:: Textauszug ::

Tanztheater Wuppertal gastierte mit „Vollmond” von Pina Bausch in Wiesbaden

Ein Sommernachtstanztraum zwischen Turtelei und Wasserschlacht


 
ape. Wuppertal/Wiesbaden. Das Große Haus des Wiesbadener Staatstheaters für drei Gastspielabende restlos ausverkauft. Vor dem Eingang noch etliche Leute, die auf frei gewordene Karten hoffen. Und am Ende der Vorstellungen katapulieren Beeindruckung und Dankbarkeit das Publikum aus den Sitzen zu Standing Ovations. So geht das nun seit Jahren allüberall, wo das Tanztheater Wuppertal auftritt. Der Ansturm gilt den Stücken einer Choreographin, die schon zu Lebzeiten Legende war und seit ihrem Tod 2009 schierer Mythos geworden ist: Pina Bausch. Zum Abschluss der diesjährigen Maifestspiele in Wiesbaden kam mit „Vollmond” eines ihrer späten Werke zur Aufführung. 2006 entstanden, avancierte es binnen kürzester Zeit zum Klassiker des zeitgenössischen Tanztheaters – wie über die vier Jahrzehnte zuvor schon „Frühlingsopfer”, „Café Müller”, „Kontakthof”, „Nelken”,  „Viktor” und andere Bausch-Kreationen.
 

„Vollmond” ist ein Stück, in dem das Lebenselixier Wasser eine Hauptrolle spielt. Besser gesagt: Wasser ist der Katalysator, der Sinnen, Trachten, Sehnen der zwölf  Tanzprotagonisten zu einer Kettenreaktion vielfältig sprudelnder Lebensäußerungen anregt. Ein Albtraum für die Technik, ein Traum für Choreographie und Zuseher: In die hintere Bühnenhälfte ist auf Bodenniveau eine Wasserfläche eingelassen, aus der ein mächtiger Fels ragt. Unter mal goldenem, mal fahlem Licht entwickelt sich vor, in und über dem See ein Kaleidoskop mannigfacher Kurzszenen zwischen Melancholie und Lust, federleichter Verspieltheit und tobendem Überschwang, etwas Gedankenschwere und reichlich verschmitzter Humorigkeit.

:::

- [Deine Aufgaben]
[1] Schreibe die Einträge erneut ab und tausche dabei „chevron-right-icon“ gegen „arrow-right-icon“ aus, während alles andere gleich bleibt. Beginne mit der ersten Zeile der Einträge und höre nach der Zeile auf, die „carrier-text: 未插卡: [34, 10, 76, 26]“ enthält.
[2] Führe den Bericht über das „Vollmond“-Gastspiel des Tanztheaters Wuppertal in Wiesbaden im Anschluss an seinen letzten Satz weiter.

:: Dateneinträge ::

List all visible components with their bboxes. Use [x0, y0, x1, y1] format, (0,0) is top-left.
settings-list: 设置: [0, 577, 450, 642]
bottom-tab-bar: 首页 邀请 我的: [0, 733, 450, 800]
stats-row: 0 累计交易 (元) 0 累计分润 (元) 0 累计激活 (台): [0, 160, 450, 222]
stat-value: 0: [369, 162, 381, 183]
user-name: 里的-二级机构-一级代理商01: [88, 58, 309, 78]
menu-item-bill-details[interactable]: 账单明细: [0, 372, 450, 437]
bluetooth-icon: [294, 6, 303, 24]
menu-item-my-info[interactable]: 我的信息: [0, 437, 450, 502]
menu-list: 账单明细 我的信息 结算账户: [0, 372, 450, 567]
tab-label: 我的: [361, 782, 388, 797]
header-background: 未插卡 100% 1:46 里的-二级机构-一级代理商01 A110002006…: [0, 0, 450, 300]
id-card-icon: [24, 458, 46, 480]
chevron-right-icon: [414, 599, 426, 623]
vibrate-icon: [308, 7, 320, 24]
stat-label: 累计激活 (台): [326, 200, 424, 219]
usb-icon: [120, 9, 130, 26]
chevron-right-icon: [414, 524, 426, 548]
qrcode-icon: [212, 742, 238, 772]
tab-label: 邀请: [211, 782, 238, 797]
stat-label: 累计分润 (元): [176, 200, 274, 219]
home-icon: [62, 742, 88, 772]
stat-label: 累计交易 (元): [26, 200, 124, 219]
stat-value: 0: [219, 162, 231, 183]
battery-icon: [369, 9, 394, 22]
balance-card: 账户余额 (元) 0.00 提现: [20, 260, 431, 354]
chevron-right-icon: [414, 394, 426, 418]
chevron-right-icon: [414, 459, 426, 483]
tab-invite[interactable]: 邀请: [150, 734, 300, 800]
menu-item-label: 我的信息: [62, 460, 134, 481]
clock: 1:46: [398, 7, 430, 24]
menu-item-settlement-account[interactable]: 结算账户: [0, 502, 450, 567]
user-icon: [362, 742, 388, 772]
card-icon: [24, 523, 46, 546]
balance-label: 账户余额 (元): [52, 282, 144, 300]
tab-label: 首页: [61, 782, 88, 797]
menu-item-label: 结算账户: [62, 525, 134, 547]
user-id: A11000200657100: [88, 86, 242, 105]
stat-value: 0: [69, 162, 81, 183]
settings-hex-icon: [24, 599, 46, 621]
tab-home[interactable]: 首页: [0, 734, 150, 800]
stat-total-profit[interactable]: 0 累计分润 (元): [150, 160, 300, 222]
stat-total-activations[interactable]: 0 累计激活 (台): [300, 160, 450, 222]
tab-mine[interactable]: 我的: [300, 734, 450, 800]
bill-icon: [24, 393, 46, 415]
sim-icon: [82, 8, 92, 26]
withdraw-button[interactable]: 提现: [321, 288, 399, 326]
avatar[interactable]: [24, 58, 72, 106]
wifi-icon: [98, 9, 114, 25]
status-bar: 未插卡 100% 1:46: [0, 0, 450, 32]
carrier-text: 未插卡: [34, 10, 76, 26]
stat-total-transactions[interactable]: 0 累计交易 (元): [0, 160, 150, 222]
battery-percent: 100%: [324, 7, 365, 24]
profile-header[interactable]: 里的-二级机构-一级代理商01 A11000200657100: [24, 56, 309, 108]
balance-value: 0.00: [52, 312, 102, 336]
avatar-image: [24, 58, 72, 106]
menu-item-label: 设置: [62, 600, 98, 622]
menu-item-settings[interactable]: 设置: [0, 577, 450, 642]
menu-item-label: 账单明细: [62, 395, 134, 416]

:::

- [Lösungen]
[1]
List all visible components with their bboxes. Use [x0, y0, x1, y1] format, (0,0) is top-left.
settings-list: 设置: [0, 577, 450, 642]
bottom-tab-bar: 首页 邀请 我的: [0, 733, 450, 800]
stats-row: 0 累计交易 (元) 0 累计分润 (元) 0 累计激活 (台): [0, 160, 450, 222]
stat-value: 0: [369, 162, 381, 183]
user-name: 里的-二级机构-一级代理商01: [88, 58, 309, 78]
menu-item-bill-details[interactable]: 账单明细: [0, 372, 450, 437]
bluetooth-icon: [294, 6, 303, 24]
menu-item-my-info[interactable]: 我的信息: [0, 437, 450, 502]
menu-list: 账单明细 我的信息 结算账户: [0, 372, 450, 567]
tab-label: 我的: [361, 782, 388, 797]
header-background: 未插卡 100% 1:46 里的-二级机构-一级代理商01 A110002006…: [0, 0, 450, 300]
id-card-icon: [24, 458, 46, 480]
arrow-right-icon: [414, 599, 426, 623]
vibrate-icon: [308, 7, 320, 24]
stat-label: 累计激活 (台): [326, 200, 424, 219]
usb-icon: [120, 9, 130, 26]
arrow-right-icon: [414, 524, 426, 548]
qrcode-icon: [212, 742, 238, 772]
tab-label: 邀请: [211, 782, 238, 797]
stat-label: 累计分润 (元): [176, 200, 274, 219]
home-icon: [62, 742, 88, 772]
stat-label: 累计交易 (元): [26, 200, 124, 219]
stat-value: 0: [219, 162, 231, 183]
battery-icon: [369, 9, 394, 22]
balance-card: 账户余额 (元) 0.00 提现: [20, 260, 431, 354]
arrow-right-icon: [414, 394, 426, 418]
arrow-right-icon: [414, 459, 426, 483]
tab-invite[interactable]: 邀请: [150, 734, 300, 800]
menu-item-label: 我的信息: [62, 460, 134, 481]
clock: 1:46: [398, 7, 430, 24]
menu-item-settlement-account[interactable]: 结算账户: [0, 502, 450, 567]
user-icon: [362, 742, 388, 772]
card-icon: [24, 523, 46, 546]
balance-label: 账户余额 (元): [52, 282, 144, 300]
tab-label: 首页: [61, 782, 88, 797]
menu-item-label: 结算账户: [62, 525, 134, 547]
user-id: A11000200657100: [88, 86, 242, 105]
stat-value: 0: [69, 162, 81, 183]
settings-hex-icon: [24, 599, 46, 621]
tab-home[interactable]: 首页: [0, 734, 150, 800]
stat-total-profit[interactable]: 0 累计分润 (元): [150, 160, 300, 222]
stat-total-activations[interactable]: 0 累计激活 (台): [300, 160, 450, 222]
tab-mine[interactable]: 我的: [300, 734, 450, 800]
bill-icon: [24, 393, 46, 415]
sim-icon: [82, 8, 92, 26]
withdraw-button[interactable]: 提现: [321, 288, 399, 326]
avatar[interactable]: [24, 58, 72, 106]
wifi-icon: [98, 9, 114, 25]
status-bar: 未插卡 100% 1:46: [0, 0, 450, 32]
carrier-text: 未插卡: [34, 10, 76, 26]

[2]
Wäre der Ausdruck nicht so abgedroschen, man möchte „Lebenslust pur!” ausrufen. Es wird viel geküsst in dieser Vollmondnacht. Meist fordern die Frauen Küsse ein oder treiben Männer küssend vor sich her oder lassen Männerküsse schnippisch an sich abperlen. Eine ruft zwei Herrn zum Wettbewerb, wer ihr den BH am schnellsten öffne. Eine andere sitzt vornehm auf dem Stuhl und lässt sich vom Manne Wasser ins Weinglas schenken – der gießt und gießt bis das Maß übervoll ist und die Dame klitschenass. Compagnieseniorin Nazareth Panadero flaniert gelegentlich philosophierend durch die Szenerie. Eine der Fragen, die sie aufwirft, geht so: „Was ist besser – eine große Liebe mit allem Drum und Dran auf einen Schlag oder ein bisschen Liebe jeden Tag?”

Den Männern sind die anstrengenden und gefährlichen Parts zugeteilt. Sie schleppen Wasser, um den Felsen zu benetzen, kraxeln hinauf, um hinunterspringen. Sie müssen mit akrobatischen Hindernisläufen oder mutwilligen Stockgefechten imponieren, müssen entfesselte oder in selbstvergessenen Solotänzen die Orientierung verlierende Frauen auffangen, ausrichten, forttragen. Dazu stürzen immerfort Regenschauer vom Bühnenhimmel. Was indes niemanden verdrießt, sondern diesen Sommernachtstanztraum nur weiter mit Sinnlichkeit und Ausgelassenheit auflädt – bis die Choreographie final zu einer herrlich anarchischen Wasserschlacht ausufert.

Mit „Vollmond” ist Pina Bausch einmal mehr ganz nah am Menschen, an seinem Fühlen, Erfragen, Wahrnehmen, Auskosten selbst von scheinbar absurden Kleinigkeiten des Lebens – die sich zum intensiven, ja poetischen Erleben verdichten.  Diese Kunst ist ein Kontrast zur allgemeinen Stumpfheit, ein den Zuseher für den Moment beglückendes Mittel dagegen. Und tänzerische Form dazu ist die Weiterentwicklung des aus dem menschlichen Bewegungsrepertoire adaptieren freien Ausdruckstanzes des frühen 20. Jahrhunderts. Trotz aller Virtuosität und Kunstfertigkeit sind die Wuppertaler Akteure nie ballettöse Kunstwesen, sondern stets den natürlichen Wurzeln des Tanzens als urmenschlicher Ausdrucksform verbunden.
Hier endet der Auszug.